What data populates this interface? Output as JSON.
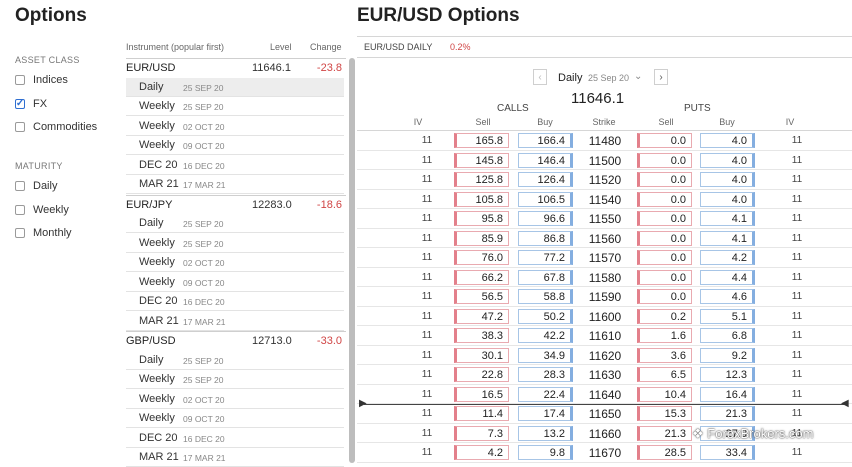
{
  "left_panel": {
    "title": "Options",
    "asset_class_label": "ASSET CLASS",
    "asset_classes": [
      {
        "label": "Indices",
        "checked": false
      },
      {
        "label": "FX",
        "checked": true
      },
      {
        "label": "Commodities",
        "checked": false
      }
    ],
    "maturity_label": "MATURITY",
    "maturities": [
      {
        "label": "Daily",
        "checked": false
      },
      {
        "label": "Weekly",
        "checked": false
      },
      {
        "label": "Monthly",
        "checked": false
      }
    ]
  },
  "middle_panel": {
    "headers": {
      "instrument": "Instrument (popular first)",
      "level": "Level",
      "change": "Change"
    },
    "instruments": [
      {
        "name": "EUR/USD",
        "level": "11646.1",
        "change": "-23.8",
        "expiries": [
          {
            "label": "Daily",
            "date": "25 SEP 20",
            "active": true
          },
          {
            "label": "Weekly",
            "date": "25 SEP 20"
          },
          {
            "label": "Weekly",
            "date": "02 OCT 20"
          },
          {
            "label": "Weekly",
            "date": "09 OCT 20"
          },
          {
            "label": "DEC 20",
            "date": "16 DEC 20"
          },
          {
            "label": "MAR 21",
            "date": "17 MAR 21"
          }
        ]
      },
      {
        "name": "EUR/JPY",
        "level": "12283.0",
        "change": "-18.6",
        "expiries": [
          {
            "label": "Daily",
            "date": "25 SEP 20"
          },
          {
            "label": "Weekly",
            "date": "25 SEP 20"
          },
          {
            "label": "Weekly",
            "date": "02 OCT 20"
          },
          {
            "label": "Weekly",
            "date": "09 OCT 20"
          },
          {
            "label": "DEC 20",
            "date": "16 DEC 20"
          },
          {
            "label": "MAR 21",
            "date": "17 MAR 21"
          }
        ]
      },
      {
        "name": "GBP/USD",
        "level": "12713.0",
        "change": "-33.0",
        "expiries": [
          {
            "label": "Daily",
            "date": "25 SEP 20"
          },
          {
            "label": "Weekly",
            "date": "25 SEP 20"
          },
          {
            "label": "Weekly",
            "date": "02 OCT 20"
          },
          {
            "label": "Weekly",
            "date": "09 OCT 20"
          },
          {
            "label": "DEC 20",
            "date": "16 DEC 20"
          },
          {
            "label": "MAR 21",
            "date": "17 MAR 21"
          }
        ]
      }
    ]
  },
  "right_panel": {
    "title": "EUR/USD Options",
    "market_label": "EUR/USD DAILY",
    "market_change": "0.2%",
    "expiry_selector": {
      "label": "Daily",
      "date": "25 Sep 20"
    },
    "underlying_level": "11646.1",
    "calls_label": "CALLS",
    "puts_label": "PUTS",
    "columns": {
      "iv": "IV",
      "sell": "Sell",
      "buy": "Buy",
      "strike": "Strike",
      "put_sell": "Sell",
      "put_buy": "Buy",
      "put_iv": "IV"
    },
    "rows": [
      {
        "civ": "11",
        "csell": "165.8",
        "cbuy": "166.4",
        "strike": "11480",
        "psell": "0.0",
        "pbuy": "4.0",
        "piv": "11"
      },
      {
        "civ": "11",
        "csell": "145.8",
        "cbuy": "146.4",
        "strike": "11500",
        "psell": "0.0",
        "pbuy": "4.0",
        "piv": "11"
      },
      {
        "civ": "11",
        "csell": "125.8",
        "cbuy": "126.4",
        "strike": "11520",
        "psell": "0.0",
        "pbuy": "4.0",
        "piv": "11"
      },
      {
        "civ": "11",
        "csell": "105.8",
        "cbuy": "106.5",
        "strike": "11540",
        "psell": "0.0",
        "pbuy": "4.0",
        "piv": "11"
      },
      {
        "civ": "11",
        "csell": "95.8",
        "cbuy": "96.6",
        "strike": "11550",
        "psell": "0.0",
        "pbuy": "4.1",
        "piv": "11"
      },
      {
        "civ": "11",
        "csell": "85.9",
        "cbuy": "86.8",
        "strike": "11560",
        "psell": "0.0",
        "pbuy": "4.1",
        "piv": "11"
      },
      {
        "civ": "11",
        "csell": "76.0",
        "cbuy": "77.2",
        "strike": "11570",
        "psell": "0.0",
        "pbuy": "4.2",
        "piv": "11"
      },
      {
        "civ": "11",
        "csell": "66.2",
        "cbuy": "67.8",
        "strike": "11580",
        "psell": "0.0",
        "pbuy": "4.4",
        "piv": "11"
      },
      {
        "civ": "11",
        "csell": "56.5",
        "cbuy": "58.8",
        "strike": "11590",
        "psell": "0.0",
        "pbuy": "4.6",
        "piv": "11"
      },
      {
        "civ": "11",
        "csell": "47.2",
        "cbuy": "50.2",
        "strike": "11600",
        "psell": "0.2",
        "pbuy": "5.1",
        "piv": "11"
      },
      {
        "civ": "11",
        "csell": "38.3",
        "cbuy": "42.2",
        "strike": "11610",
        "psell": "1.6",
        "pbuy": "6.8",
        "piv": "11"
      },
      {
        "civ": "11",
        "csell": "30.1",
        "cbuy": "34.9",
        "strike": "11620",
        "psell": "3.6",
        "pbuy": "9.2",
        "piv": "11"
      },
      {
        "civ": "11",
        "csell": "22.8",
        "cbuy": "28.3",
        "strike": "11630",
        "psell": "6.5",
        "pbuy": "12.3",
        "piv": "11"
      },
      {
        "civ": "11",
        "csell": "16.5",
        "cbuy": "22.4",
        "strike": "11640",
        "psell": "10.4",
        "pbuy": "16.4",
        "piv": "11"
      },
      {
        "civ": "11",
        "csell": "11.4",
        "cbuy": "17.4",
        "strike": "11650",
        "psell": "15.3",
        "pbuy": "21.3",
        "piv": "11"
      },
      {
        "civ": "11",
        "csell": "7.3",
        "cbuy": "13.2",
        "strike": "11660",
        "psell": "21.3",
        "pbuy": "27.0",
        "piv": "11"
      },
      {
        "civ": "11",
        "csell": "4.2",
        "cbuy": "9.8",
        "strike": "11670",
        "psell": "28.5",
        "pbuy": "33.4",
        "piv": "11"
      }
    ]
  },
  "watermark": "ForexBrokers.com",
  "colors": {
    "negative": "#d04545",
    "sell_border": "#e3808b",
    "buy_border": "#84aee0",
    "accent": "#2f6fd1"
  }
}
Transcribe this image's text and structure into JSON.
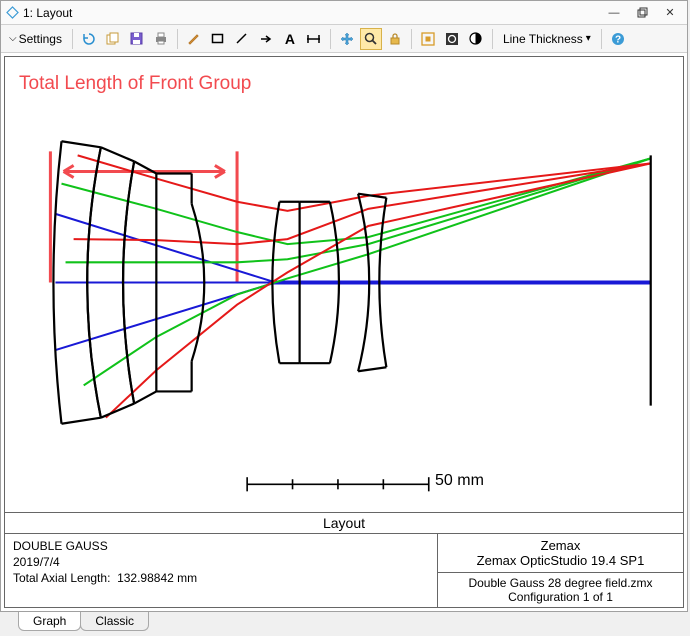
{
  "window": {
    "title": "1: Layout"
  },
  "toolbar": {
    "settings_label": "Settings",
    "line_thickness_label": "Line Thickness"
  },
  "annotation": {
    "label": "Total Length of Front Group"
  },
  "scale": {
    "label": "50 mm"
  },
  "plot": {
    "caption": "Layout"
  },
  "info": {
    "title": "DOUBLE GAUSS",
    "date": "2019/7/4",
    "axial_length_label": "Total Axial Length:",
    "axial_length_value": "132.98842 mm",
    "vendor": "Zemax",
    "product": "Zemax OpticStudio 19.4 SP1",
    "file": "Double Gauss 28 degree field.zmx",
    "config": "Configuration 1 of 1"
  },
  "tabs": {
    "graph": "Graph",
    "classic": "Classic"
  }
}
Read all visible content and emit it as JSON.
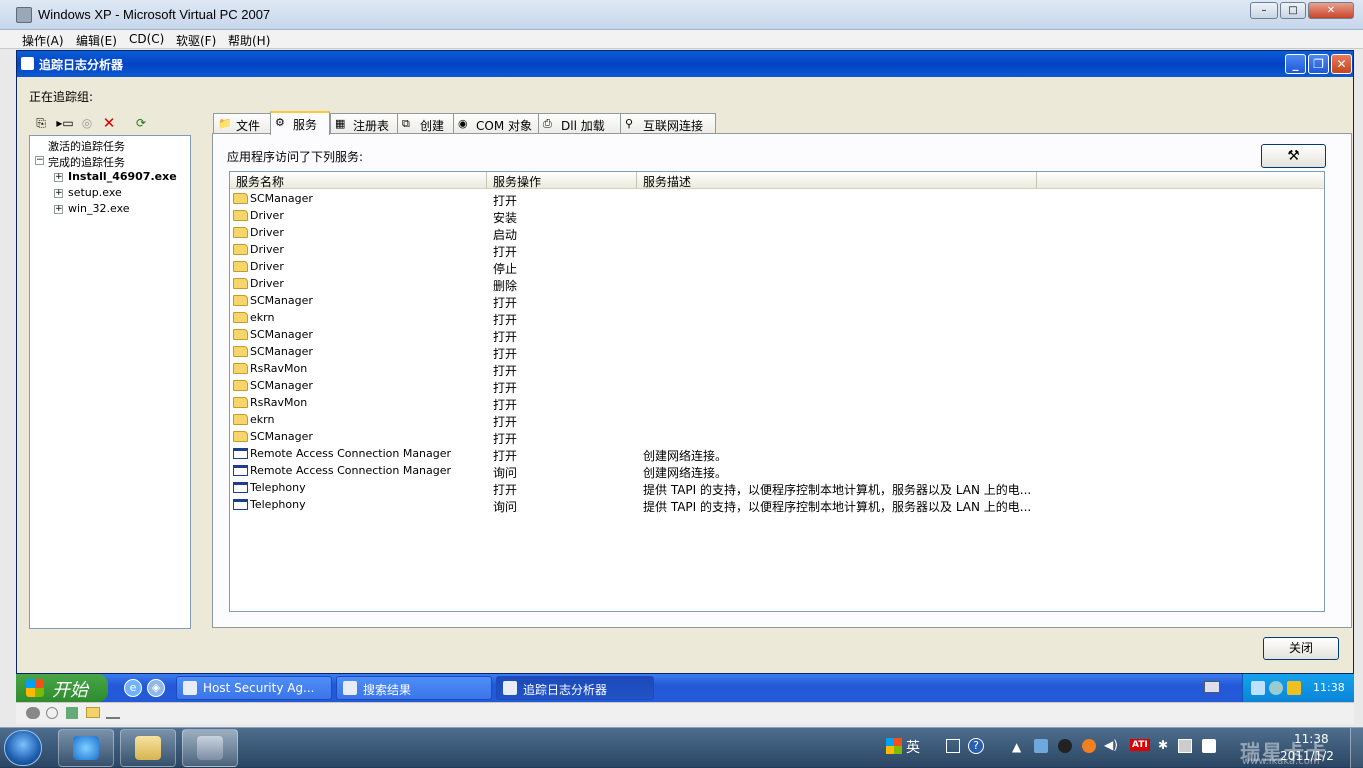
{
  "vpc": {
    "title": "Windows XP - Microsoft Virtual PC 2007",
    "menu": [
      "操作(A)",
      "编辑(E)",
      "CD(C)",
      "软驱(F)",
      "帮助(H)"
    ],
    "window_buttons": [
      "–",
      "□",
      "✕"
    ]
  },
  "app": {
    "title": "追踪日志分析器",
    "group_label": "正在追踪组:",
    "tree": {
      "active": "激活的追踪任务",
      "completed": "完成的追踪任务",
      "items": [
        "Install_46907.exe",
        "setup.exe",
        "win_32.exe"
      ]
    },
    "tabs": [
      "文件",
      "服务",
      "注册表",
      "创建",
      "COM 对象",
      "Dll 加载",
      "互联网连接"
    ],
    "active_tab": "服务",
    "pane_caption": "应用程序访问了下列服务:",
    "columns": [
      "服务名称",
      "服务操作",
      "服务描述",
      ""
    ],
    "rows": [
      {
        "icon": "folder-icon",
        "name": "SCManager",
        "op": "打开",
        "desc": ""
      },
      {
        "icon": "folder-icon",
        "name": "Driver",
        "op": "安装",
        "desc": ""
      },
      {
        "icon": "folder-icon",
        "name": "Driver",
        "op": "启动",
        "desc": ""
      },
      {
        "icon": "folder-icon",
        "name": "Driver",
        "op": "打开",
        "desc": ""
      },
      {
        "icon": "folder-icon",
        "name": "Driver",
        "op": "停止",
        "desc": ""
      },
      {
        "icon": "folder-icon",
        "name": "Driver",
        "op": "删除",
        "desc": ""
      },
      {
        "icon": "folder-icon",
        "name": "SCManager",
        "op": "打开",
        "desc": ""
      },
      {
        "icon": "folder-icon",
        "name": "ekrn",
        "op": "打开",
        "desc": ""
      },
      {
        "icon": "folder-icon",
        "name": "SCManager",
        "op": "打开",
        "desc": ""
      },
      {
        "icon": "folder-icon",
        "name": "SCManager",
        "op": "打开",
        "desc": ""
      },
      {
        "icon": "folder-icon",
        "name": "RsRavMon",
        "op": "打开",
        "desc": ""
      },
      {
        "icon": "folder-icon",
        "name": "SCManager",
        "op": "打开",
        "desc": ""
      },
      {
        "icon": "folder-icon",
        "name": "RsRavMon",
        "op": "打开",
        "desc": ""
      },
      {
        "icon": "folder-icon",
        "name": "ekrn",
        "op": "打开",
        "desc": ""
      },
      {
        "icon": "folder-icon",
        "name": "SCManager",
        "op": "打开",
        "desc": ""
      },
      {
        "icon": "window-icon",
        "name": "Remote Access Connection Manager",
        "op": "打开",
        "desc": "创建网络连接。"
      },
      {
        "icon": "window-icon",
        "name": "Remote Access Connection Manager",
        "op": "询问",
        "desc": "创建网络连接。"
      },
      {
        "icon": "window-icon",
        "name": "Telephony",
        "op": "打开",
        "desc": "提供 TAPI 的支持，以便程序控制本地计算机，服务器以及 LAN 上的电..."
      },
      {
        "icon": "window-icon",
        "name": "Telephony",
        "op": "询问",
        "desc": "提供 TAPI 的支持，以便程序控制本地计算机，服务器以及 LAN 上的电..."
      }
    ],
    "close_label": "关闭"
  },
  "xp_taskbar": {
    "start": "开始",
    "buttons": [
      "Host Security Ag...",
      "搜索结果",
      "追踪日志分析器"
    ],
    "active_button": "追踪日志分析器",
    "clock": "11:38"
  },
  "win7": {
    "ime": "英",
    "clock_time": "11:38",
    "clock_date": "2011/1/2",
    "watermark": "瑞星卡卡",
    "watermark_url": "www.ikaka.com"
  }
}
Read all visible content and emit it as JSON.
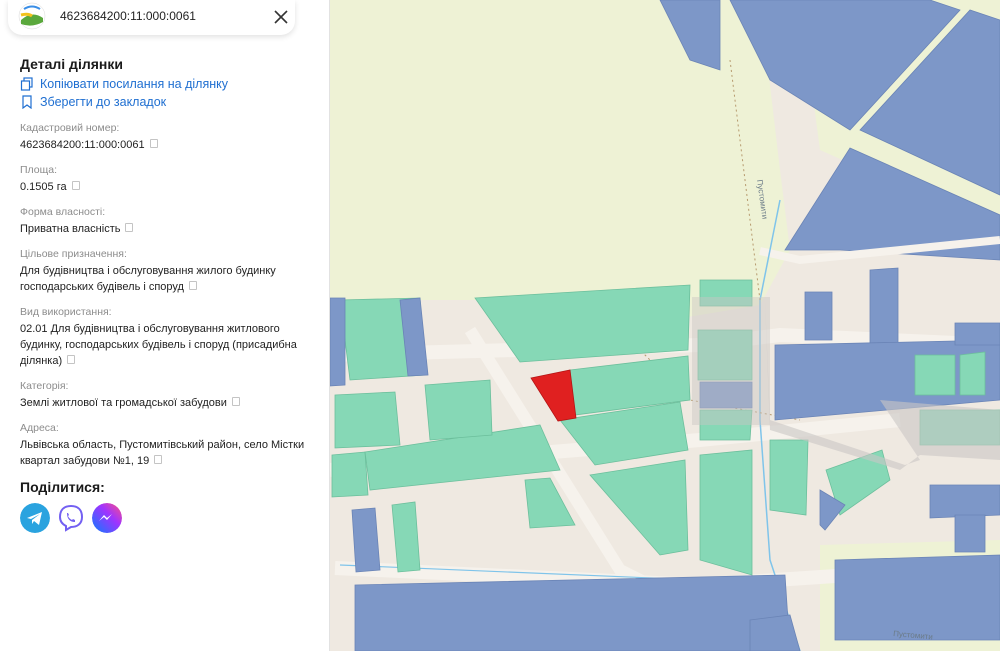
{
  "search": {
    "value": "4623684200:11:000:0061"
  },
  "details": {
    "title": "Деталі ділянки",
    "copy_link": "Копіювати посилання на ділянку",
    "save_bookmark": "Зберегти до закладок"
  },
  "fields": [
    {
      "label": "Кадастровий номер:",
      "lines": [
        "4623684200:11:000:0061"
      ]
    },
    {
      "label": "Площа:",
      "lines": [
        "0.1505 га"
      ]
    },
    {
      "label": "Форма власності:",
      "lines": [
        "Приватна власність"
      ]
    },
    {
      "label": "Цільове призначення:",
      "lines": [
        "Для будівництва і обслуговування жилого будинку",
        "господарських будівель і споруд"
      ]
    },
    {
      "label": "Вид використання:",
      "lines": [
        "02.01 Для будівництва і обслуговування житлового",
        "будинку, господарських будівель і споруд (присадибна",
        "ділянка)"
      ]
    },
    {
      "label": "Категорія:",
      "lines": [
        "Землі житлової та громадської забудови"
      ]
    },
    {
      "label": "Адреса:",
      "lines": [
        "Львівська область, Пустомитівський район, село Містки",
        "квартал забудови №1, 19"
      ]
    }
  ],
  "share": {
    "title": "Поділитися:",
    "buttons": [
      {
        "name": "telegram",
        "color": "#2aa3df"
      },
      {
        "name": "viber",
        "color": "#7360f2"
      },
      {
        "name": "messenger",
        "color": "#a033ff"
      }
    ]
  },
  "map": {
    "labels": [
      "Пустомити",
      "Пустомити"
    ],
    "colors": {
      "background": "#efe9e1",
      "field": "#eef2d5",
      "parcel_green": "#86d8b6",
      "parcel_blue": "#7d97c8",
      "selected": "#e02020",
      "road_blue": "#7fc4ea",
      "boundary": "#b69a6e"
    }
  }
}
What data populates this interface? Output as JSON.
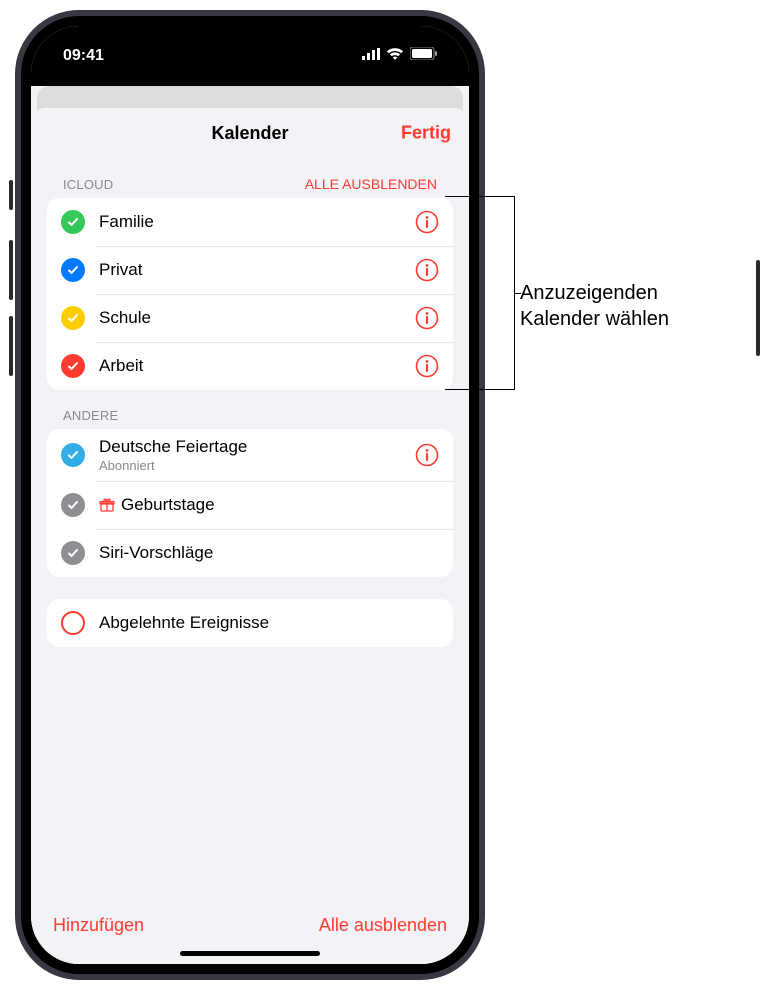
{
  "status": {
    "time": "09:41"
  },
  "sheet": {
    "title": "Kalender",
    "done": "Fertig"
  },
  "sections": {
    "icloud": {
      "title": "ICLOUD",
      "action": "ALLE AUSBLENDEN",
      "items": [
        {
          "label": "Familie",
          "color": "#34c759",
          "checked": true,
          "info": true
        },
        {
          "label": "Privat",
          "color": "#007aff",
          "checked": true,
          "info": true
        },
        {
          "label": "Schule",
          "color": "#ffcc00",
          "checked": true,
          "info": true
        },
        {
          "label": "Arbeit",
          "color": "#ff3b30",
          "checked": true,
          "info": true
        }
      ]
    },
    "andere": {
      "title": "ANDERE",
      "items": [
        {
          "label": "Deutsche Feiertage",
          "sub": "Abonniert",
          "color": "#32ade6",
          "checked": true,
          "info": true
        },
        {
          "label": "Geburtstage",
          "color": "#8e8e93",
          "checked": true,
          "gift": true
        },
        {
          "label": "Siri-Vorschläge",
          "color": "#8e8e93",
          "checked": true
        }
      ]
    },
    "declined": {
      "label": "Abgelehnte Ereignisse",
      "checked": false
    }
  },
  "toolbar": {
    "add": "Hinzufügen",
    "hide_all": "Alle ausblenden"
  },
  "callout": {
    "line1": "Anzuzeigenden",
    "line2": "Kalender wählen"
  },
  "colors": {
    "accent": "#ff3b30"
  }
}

- - -

▶ [Work to do] Extract every line above that contains the word "title".

▶ [Answer to the problem]
    "title": "Options",
    "title": "EUR/USD Options",
    "title": "1: Layout"
    "title": "DOUBLE GAUSS",
    "title": "Windows XP - Microsoft Virtual PC 2007",
    "title": "追踪日志分析器",
    "title": "Деталі ділянки",
    "title": "Поділитися:",
    "title": "Kalender",
      "title": "ICLOUD",
      "title": "ANDERE",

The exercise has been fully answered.